# GIVEN DATA:
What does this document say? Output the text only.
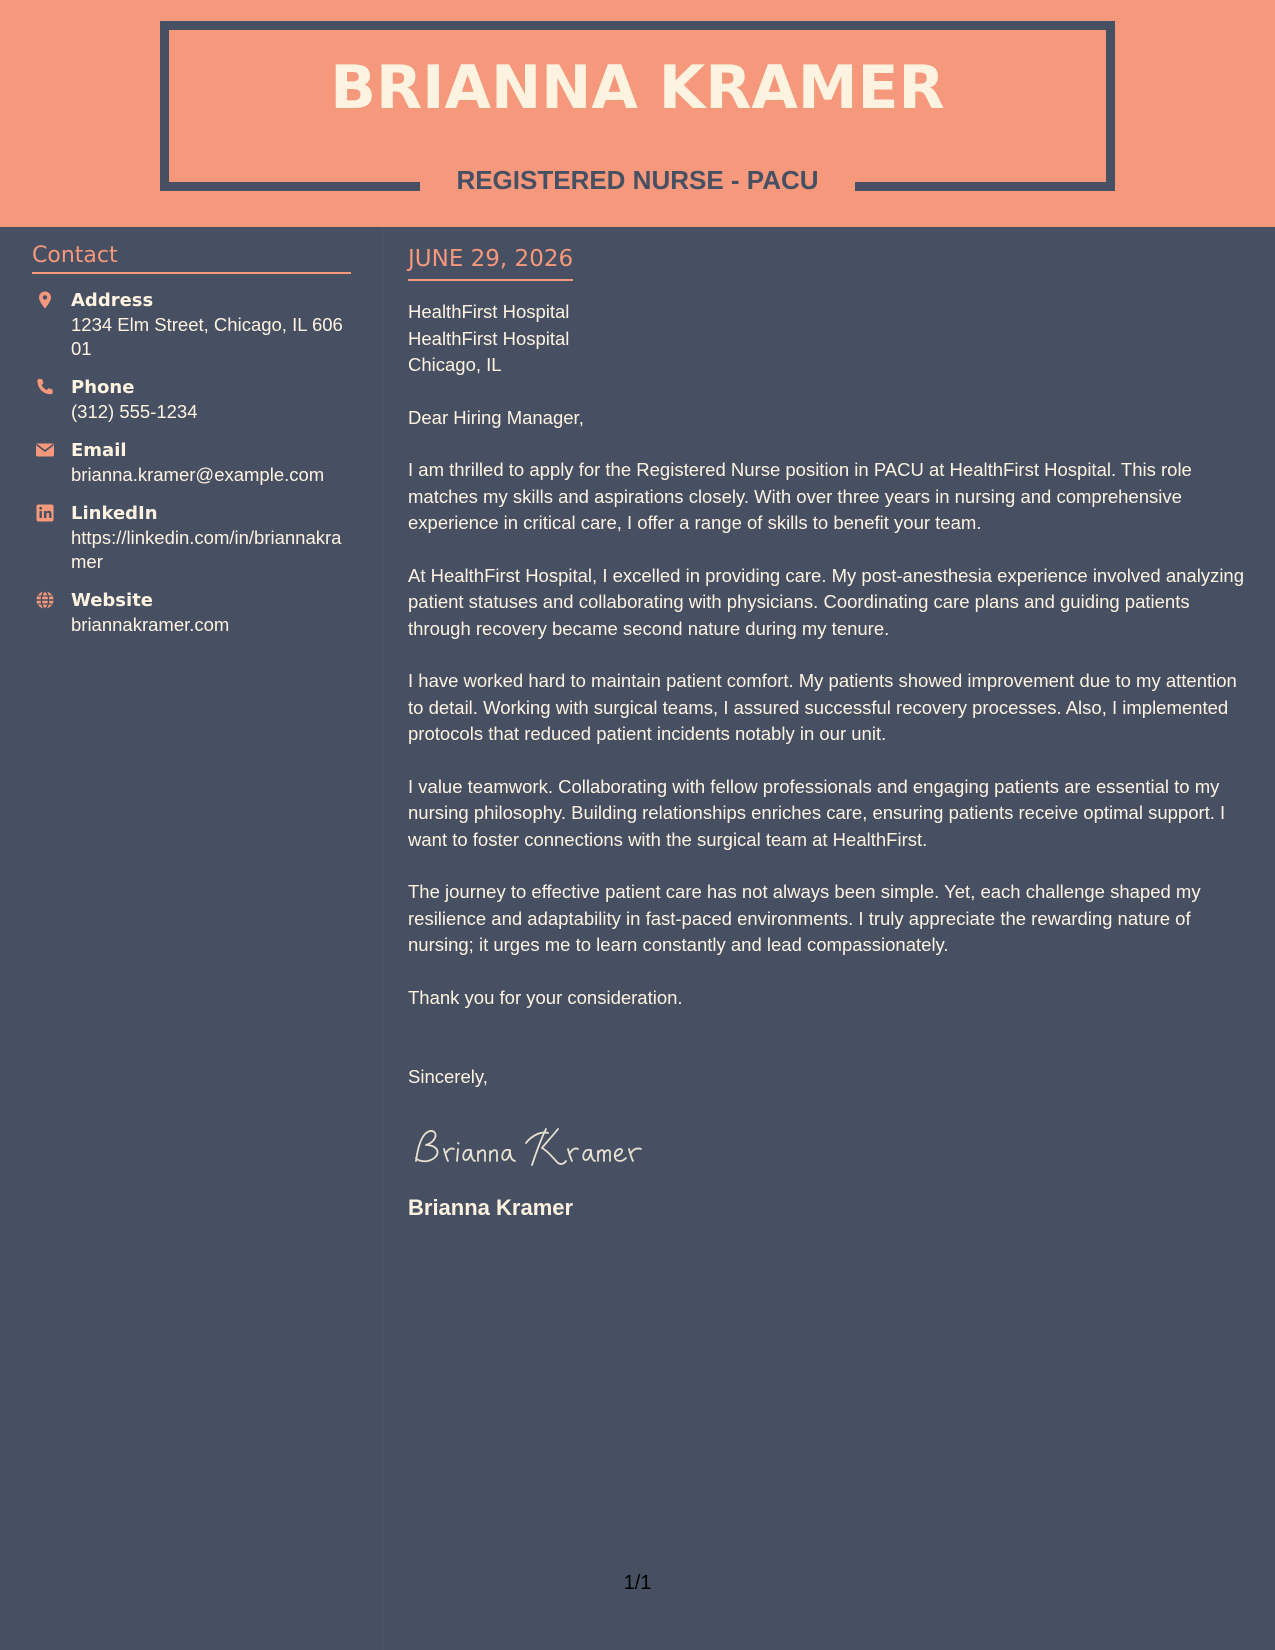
BRIANNA KRAMER
REGISTERED NURSE - PACU
Contact
Address
1234 Elm Street, Chicago, IL 60601
Phone
(312) 555-1234
Email
brianna.kramer@example.com
LinkedIn
https://linkedin.com/in/briannakramer
Website
briannakramer.com
JUNE 29, 2026
HealthFirst Hospital
HealthFirst Hospital
Chicago, IL

Dear Hiring Manager,

I am thrilled to apply for the Registered Nurse position in PACU at HealthFirst Hospital. This role matches my skills and aspirations closely. With over three years in nursing and comprehensive experience in critical care, I offer a range of skills to benefit your team.

At HealthFirst Hospital, I excelled in providing care. My post-anesthesia experience involved analyzing patient statuses and collaborating with physicians. Coordinating care plans and guiding patients through recovery became second nature during my tenure.

I have worked hard to maintain patient comfort. My patients showed improvement due to my attention to detail. Working with surgical teams, I assured successful recovery processes. Also, I implemented protocols that reduced patient incidents notably in our unit.

I value teamwork. Collaborating with fellow professionals and engaging patients are essential to my nursing philosophy. Building relationships enriches care, ensuring patients receive optimal support. I want to foster connections with the surgical team at HealthFirst.

The journey to effective patient care has not always been simple. Yet, each challenge shaped my resilience and adaptability in fast-paced environments. I truly appreciate the rewarding nature of nursing; it urges me to learn constantly and lead compassionately.

Thank you for your consideration.

Sincerely,
Brianna Kramer
Brianna Kramer
1/1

# TASK DESCRIPTION:
Every line of the records above that contains the word "nature" should be counted, and only the total given.

# EXERCISE RESULT:
2